WHAT IS REQUIRED
Copy every line of the listing exactly.

TASK INPUTS
========
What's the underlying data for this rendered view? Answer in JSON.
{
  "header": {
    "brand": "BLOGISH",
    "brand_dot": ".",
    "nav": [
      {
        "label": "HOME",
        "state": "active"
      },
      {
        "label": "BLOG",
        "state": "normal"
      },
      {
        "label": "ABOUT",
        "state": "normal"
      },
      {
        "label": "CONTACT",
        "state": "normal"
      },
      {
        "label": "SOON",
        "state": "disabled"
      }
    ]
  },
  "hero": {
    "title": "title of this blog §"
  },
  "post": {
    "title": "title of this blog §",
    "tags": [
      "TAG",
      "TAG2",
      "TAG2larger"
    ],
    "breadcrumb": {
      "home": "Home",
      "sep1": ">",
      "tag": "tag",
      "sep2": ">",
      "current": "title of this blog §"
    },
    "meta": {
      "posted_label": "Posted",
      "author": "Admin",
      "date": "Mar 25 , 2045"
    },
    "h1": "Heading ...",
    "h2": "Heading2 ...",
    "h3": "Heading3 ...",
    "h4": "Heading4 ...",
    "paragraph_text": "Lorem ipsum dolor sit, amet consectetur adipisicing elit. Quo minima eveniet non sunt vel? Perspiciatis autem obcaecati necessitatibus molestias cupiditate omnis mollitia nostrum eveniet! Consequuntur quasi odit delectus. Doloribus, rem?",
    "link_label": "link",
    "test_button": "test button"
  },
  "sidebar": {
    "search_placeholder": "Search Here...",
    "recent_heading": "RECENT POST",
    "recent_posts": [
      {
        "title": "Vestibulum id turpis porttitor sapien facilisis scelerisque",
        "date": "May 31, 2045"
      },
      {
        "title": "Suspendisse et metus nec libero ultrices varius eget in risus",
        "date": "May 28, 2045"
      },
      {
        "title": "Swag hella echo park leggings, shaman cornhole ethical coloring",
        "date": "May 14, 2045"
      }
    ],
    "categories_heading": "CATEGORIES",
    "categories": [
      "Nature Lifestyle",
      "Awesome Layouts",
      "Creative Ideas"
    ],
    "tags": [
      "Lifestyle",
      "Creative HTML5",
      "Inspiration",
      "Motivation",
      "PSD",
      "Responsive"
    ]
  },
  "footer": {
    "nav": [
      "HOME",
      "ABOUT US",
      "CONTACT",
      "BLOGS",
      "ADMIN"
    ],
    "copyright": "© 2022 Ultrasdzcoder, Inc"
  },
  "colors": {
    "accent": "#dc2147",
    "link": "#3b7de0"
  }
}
========
OUTPUT FOR THIS EXERCISE
What's the underlying data for this rendered view? Answer in JSON.
{
  "header": {
    "brand": "BLOGISH",
    "brand_dot": ".",
    "nav": [
      {
        "label": "HOME",
        "state": "active"
      },
      {
        "label": "BLOG",
        "state": "normal"
      },
      {
        "label": "ABOUT",
        "state": "normal"
      },
      {
        "label": "CONTACT",
        "state": "normal"
      },
      {
        "label": "SOON",
        "state": "disabled"
      }
    ]
  },
  "hero": {
    "title": "title of this blog §"
  },
  "post": {
    "title": "title of this blog §",
    "tags": [
      "TAG",
      "TAG2",
      "TAG2larger"
    ],
    "breadcrumb": {
      "home": "Home",
      "sep1": ">",
      "tag": "tag",
      "sep2": ">",
      "current": "title of this blog §"
    },
    "meta": {
      "posted_label": "Posted",
      "author": "Admin",
      "date": "Mar 25 , 2045"
    },
    "h1": "Heading ...",
    "h2": "Heading2 ...",
    "h3": "Heading3 ...",
    "h4": "Heading4 ...",
    "paragraph_text": "Lorem ipsum dolor sit, amet consectetur adipisicing elit. Quo minima eveniet non sunt vel? Perspiciatis autem obcaecati necessitatibus molestias cupiditate omnis mollitia nostrum eveniet! Consequuntur quasi odit delectus. Doloribus, rem?",
    "link_label": "link",
    "test_button": "test button"
  },
  "sidebar": {
    "search_placeholder": "Search Here...",
    "recent_heading": "RECENT POST",
    "recent_posts": [
      {
        "title": "Vestibulum id turpis porttitor sapien facilisis scelerisque",
        "date": "May 31, 2045"
      },
      {
        "title": "Suspendisse et metus nec libero ultrices varius eget in risus",
        "date": "May 28, 2045"
      },
      {
        "title": "Swag hella echo park leggings, shaman cornhole ethical coloring",
        "date": "May 14, 2045"
      }
    ],
    "categories_heading": "CATEGORIES",
    "categories": [
      "Nature Lifestyle",
      "Awesome Layouts",
      "Creative Ideas"
    ],
    "tags": [
      "Lifestyle",
      "Creative HTML5",
      "Inspiration",
      "Motivation",
      "PSD",
      "Responsive"
    ]
  },
  "footer": {
    "nav": [
      "HOME",
      "ABOUT US",
      "CONTACT",
      "BLOGS",
      "ADMIN"
    ],
    "copyright": "© 2022 Ultrasdzcoder, Inc"
  },
  "colors": {
    "accent": "#dc2147",
    "link": "#3b7de0"
  }
}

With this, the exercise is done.